Give back the records below exactly, every one, with no pictures.

● PROVIDED ENTRIES
§ §

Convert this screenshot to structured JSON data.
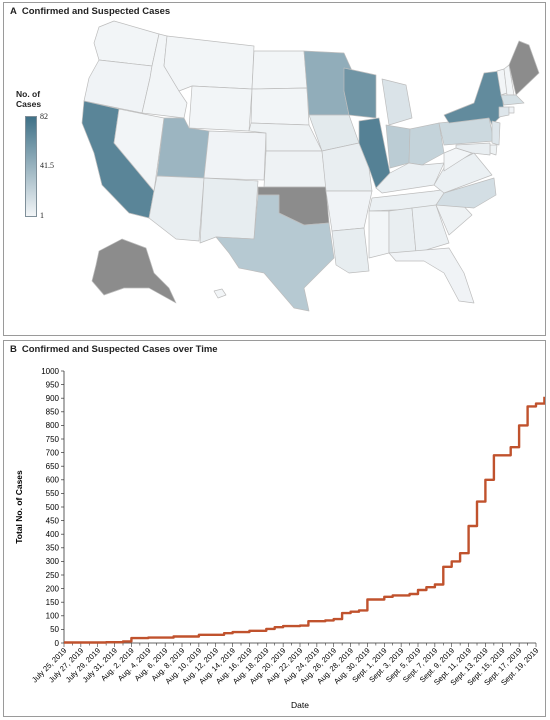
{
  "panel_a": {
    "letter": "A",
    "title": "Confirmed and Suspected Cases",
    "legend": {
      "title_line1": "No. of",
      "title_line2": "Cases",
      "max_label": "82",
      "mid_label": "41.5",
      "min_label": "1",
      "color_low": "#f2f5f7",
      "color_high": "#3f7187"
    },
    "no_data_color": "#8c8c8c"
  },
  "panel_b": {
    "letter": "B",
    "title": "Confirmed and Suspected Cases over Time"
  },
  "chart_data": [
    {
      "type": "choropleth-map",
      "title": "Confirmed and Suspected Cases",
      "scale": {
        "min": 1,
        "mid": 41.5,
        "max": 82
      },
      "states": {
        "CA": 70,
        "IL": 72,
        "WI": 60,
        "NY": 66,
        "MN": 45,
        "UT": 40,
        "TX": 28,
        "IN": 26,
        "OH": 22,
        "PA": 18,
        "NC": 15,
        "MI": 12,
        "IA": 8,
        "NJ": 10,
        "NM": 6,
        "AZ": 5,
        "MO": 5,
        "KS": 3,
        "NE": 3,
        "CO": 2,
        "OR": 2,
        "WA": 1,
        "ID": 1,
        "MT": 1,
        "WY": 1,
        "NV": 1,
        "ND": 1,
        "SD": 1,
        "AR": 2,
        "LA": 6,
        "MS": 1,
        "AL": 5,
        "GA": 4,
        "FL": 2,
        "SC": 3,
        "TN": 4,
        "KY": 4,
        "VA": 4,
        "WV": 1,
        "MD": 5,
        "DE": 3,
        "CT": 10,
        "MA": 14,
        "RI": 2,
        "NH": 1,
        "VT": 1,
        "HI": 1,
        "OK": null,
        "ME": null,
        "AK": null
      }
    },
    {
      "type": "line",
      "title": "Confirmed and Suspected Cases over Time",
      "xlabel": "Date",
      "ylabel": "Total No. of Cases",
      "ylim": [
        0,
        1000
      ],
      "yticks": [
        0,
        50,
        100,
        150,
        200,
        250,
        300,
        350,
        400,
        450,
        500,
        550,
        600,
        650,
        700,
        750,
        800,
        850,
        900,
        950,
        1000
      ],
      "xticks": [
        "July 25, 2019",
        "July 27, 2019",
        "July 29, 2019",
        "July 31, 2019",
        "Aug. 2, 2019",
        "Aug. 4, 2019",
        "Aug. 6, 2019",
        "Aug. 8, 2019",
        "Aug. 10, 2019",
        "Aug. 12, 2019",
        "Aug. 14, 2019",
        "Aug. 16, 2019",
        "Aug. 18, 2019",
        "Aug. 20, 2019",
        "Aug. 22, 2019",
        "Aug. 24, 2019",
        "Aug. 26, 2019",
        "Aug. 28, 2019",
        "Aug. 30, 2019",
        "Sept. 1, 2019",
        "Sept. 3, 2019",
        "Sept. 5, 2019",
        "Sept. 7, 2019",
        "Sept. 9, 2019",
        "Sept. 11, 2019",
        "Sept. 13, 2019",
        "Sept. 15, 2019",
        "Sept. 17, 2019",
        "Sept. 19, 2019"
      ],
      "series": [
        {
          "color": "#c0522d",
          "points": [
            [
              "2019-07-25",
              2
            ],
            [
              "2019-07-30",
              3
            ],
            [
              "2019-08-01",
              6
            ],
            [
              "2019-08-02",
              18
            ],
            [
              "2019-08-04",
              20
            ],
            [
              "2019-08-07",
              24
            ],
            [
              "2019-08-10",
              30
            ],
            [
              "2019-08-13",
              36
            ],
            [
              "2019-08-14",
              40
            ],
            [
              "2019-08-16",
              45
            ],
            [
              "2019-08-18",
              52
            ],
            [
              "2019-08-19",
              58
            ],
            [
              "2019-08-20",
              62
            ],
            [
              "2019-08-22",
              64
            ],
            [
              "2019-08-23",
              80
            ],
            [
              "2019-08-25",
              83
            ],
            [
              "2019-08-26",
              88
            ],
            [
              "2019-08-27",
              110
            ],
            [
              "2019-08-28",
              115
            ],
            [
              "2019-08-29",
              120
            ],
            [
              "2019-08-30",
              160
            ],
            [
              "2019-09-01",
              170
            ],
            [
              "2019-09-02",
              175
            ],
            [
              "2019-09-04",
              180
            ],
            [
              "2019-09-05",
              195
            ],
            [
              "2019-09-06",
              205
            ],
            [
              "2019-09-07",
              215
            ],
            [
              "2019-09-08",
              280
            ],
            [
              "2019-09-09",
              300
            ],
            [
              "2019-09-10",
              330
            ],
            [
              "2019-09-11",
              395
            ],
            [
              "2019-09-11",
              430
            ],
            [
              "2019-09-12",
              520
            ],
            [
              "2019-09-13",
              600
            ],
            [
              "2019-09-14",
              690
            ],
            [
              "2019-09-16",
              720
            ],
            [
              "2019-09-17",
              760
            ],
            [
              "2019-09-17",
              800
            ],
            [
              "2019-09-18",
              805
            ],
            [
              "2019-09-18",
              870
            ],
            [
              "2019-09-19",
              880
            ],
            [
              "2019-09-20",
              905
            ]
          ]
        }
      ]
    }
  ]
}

§ §

● WRITTEN ANSWER
Convert this screenshot to structured JSON data.
{
  "panel_a": {
    "letter": "A",
    "title": "Confirmed and Suspected Cases",
    "legend": {
      "title_line1": "No. of",
      "title_line2": "Cases",
      "max_label": "82",
      "mid_label": "41.5",
      "min_label": "1",
      "color_low": "#f2f5f7",
      "color_high": "#3f7187"
    },
    "no_data_color": "#8c8c8c"
  },
  "panel_b": {
    "letter": "B",
    "title": "Confirmed and Suspected Cases over Time"
  },
  "chart_data": [
    {
      "type": "choropleth-map",
      "title": "Confirmed and Suspected Cases",
      "scale": {
        "min": 1,
        "mid": 41.5,
        "max": 82
      },
      "states": {
        "CA": 70,
        "IL": 72,
        "WI": 60,
        "NY": 66,
        "MN": 45,
        "UT": 40,
        "TX": 28,
        "IN": 26,
        "OH": 22,
        "PA": 18,
        "NC": 15,
        "MI": 12,
        "IA": 8,
        "NJ": 10,
        "NM": 6,
        "AZ": 5,
        "MO": 5,
        "KS": 3,
        "NE": 3,
        "CO": 2,
        "OR": 2,
        "WA": 1,
        "ID": 1,
        "MT": 1,
        "WY": 1,
        "NV": 1,
        "ND": 1,
        "SD": 1,
        "AR": 2,
        "LA": 6,
        "MS": 1,
        "AL": 5,
        "GA": 4,
        "FL": 2,
        "SC": 3,
        "TN": 4,
        "KY": 4,
        "VA": 4,
        "WV": 1,
        "MD": 5,
        "DE": 3,
        "CT": 10,
        "MA": 14,
        "RI": 2,
        "NH": 1,
        "VT": 1,
        "HI": 1,
        "OK": null,
        "ME": null,
        "AK": null
      }
    },
    {
      "type": "line",
      "title": "Confirmed and Suspected Cases over Time",
      "xlabel": "Date",
      "ylabel": "Total No. of Cases",
      "ylim": [
        0,
        1000
      ],
      "yticks": [
        0,
        50,
        100,
        150,
        200,
        250,
        300,
        350,
        400,
        450,
        500,
        550,
        600,
        650,
        700,
        750,
        800,
        850,
        900,
        950,
        1000
      ],
      "xticks": [
        "July 25, 2019",
        "July 27, 2019",
        "July 29, 2019",
        "July 31, 2019",
        "Aug. 2, 2019",
        "Aug. 4, 2019",
        "Aug. 6, 2019",
        "Aug. 8, 2019",
        "Aug. 10, 2019",
        "Aug. 12, 2019",
        "Aug. 14, 2019",
        "Aug. 16, 2019",
        "Aug. 18, 2019",
        "Aug. 20, 2019",
        "Aug. 22, 2019",
        "Aug. 24, 2019",
        "Aug. 26, 2019",
        "Aug. 28, 2019",
        "Aug. 30, 2019",
        "Sept. 1, 2019",
        "Sept. 3, 2019",
        "Sept. 5, 2019",
        "Sept. 7, 2019",
        "Sept. 9, 2019",
        "Sept. 11, 2019",
        "Sept. 13, 2019",
        "Sept. 15, 2019",
        "Sept. 17, 2019",
        "Sept. 19, 2019"
      ],
      "series": [
        {
          "color": "#c0522d",
          "points": [
            [
              "2019-07-25",
              2
            ],
            [
              "2019-07-30",
              3
            ],
            [
              "2019-08-01",
              6
            ],
            [
              "2019-08-02",
              18
            ],
            [
              "2019-08-04",
              20
            ],
            [
              "2019-08-07",
              24
            ],
            [
              "2019-08-10",
              30
            ],
            [
              "2019-08-13",
              36
            ],
            [
              "2019-08-14",
              40
            ],
            [
              "2019-08-16",
              45
            ],
            [
              "2019-08-18",
              52
            ],
            [
              "2019-08-19",
              58
            ],
            [
              "2019-08-20",
              62
            ],
            [
              "2019-08-22",
              64
            ],
            [
              "2019-08-23",
              80
            ],
            [
              "2019-08-25",
              83
            ],
            [
              "2019-08-26",
              88
            ],
            [
              "2019-08-27",
              110
            ],
            [
              "2019-08-28",
              115
            ],
            [
              "2019-08-29",
              120
            ],
            [
              "2019-08-30",
              160
            ],
            [
              "2019-09-01",
              170
            ],
            [
              "2019-09-02",
              175
            ],
            [
              "2019-09-04",
              180
            ],
            [
              "2019-09-05",
              195
            ],
            [
              "2019-09-06",
              205
            ],
            [
              "2019-09-07",
              215
            ],
            [
              "2019-09-08",
              280
            ],
            [
              "2019-09-09",
              300
            ],
            [
              "2019-09-10",
              330
            ],
            [
              "2019-09-11",
              395
            ],
            [
              "2019-09-11",
              430
            ],
            [
              "2019-09-12",
              520
            ],
            [
              "2019-09-13",
              600
            ],
            [
              "2019-09-14",
              690
            ],
            [
              "2019-09-16",
              720
            ],
            [
              "2019-09-17",
              760
            ],
            [
              "2019-09-17",
              800
            ],
            [
              "2019-09-18",
              805
            ],
            [
              "2019-09-18",
              870
            ],
            [
              "2019-09-19",
              880
            ],
            [
              "2019-09-20",
              905
            ]
          ]
        }
      ]
    }
  ]
}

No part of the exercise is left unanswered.